— PROBLEM REQUIREMENTS —
Sort through the entries below and pull out lines containing the word "waveform".

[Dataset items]
(begin)
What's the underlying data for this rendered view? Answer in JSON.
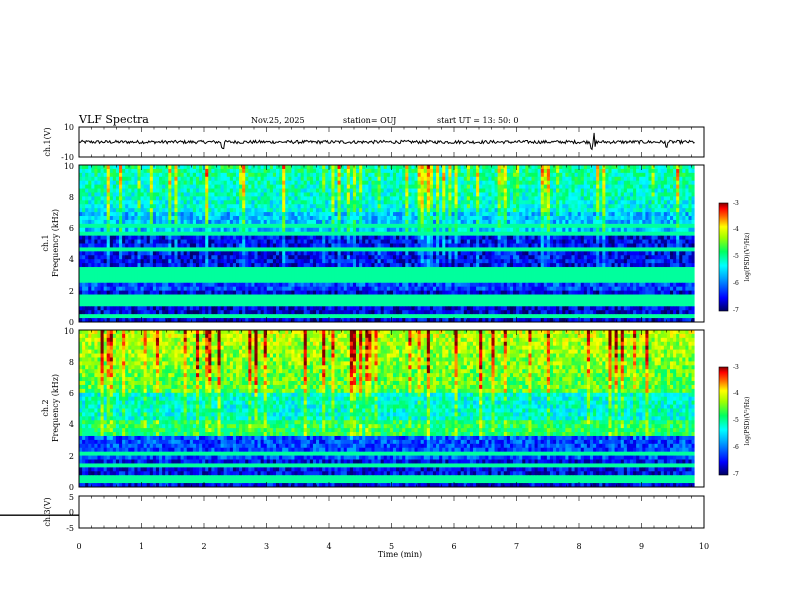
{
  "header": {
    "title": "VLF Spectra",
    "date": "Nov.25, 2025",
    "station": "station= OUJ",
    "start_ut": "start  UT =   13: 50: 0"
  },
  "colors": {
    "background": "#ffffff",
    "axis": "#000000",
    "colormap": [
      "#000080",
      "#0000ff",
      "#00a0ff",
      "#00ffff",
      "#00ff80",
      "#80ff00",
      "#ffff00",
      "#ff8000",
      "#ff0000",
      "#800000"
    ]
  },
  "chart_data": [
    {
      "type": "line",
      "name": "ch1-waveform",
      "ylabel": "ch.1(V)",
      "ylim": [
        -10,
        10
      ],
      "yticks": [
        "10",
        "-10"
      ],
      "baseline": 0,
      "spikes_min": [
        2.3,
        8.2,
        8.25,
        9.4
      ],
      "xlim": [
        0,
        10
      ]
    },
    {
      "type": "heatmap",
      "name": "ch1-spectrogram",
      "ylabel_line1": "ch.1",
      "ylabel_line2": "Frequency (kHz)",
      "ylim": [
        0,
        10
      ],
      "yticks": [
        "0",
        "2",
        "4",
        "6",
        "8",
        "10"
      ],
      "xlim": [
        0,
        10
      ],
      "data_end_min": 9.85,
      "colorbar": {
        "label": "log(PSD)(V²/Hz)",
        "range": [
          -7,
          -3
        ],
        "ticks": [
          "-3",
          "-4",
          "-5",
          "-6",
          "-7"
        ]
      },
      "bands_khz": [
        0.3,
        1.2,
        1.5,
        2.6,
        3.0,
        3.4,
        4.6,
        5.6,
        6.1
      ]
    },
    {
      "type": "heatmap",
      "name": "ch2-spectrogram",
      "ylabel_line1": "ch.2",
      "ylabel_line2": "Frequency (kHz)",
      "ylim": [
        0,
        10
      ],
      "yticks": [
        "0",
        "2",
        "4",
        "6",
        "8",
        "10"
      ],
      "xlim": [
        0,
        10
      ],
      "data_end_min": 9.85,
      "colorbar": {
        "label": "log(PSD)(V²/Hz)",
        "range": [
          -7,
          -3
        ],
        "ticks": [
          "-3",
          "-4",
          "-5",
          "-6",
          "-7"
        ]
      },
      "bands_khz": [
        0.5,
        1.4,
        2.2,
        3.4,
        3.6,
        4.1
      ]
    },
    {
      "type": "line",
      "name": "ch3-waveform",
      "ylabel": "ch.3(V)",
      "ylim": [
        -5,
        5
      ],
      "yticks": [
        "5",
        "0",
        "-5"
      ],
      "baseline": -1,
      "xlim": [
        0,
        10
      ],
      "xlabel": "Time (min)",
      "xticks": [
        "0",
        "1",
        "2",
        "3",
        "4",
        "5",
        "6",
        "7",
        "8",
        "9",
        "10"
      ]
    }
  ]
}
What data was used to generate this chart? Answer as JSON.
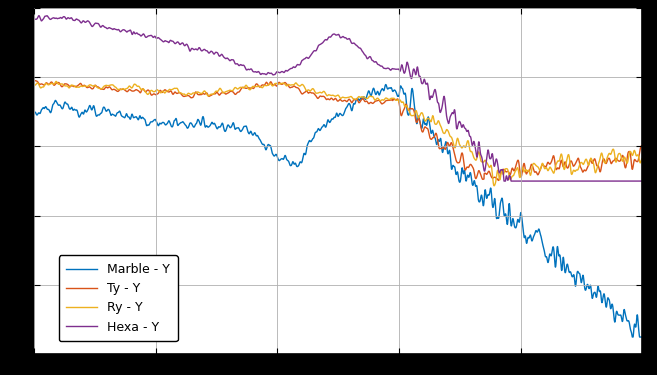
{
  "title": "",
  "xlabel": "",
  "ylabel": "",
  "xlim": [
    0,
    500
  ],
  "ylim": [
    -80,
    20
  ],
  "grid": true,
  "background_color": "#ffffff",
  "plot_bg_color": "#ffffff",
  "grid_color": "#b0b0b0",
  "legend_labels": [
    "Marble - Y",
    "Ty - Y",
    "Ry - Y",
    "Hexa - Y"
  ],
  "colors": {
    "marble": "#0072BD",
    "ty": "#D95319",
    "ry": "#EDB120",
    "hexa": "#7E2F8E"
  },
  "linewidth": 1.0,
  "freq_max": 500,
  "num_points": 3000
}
(end)
— EXPECTED ANSWER —
      "name": "ch1-waveform",
      "name": "ch3-waveform",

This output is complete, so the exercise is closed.